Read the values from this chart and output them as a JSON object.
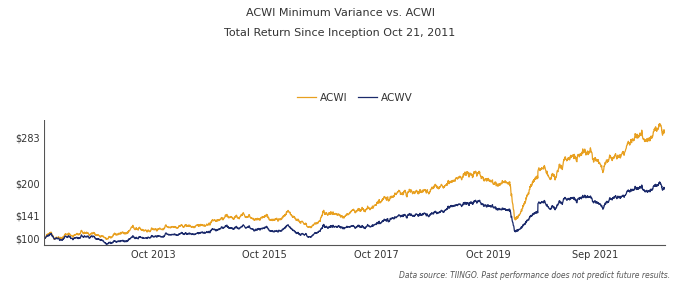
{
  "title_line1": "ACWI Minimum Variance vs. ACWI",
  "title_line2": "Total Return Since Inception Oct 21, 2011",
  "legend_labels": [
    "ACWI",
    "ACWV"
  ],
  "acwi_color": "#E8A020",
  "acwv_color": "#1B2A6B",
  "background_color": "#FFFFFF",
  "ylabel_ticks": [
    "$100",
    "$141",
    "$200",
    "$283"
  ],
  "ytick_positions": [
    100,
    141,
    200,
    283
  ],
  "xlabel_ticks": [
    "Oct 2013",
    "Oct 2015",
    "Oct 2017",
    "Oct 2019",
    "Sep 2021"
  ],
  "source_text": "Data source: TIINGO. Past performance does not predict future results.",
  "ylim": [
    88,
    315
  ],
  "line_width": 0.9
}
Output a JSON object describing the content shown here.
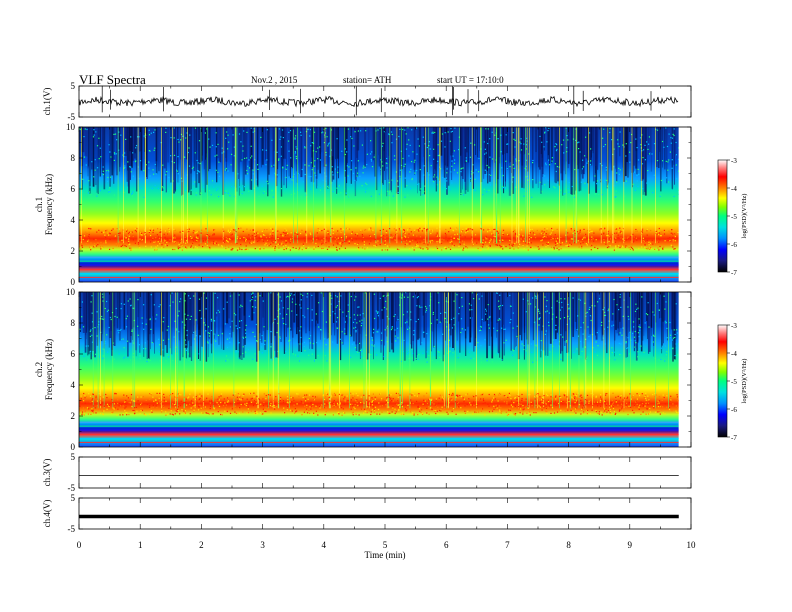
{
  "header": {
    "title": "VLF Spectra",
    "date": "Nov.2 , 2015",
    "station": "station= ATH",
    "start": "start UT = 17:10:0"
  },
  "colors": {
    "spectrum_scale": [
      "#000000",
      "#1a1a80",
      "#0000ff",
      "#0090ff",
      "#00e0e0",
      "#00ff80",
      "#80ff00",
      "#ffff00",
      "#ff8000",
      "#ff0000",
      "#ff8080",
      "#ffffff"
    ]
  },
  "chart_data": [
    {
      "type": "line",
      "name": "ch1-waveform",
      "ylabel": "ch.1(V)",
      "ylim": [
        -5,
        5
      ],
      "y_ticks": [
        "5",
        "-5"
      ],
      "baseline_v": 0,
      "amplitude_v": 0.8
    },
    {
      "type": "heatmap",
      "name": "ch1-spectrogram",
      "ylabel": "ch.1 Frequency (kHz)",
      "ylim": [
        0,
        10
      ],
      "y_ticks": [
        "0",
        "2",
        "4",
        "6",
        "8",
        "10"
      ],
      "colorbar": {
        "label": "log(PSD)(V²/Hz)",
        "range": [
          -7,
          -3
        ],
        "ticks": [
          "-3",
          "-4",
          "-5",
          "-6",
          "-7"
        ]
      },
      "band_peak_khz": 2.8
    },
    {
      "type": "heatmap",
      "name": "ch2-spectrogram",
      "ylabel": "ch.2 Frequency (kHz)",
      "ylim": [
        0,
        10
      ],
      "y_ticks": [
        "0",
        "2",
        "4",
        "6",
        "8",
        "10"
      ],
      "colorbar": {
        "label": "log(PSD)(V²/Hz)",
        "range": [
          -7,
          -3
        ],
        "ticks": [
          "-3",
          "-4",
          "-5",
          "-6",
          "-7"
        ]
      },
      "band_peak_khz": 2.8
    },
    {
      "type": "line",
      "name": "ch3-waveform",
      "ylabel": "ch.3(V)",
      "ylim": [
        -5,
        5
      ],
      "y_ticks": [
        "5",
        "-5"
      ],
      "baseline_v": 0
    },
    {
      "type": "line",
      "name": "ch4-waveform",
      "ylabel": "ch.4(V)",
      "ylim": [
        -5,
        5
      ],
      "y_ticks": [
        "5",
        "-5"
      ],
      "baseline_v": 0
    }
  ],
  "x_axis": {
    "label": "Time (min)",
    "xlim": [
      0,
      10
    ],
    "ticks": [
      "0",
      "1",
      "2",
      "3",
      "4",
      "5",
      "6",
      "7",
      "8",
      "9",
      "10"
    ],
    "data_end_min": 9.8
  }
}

- - - - -

> Exercise objective:
Show each line of the listing that holds the string "name".

> In response:
      "name": "ch1-waveform",
      "name": "ch1-spectrogram",
      "name": "ch2-spectrogram",
      "name": "ch3-waveform",
      "name": "ch4-waveform",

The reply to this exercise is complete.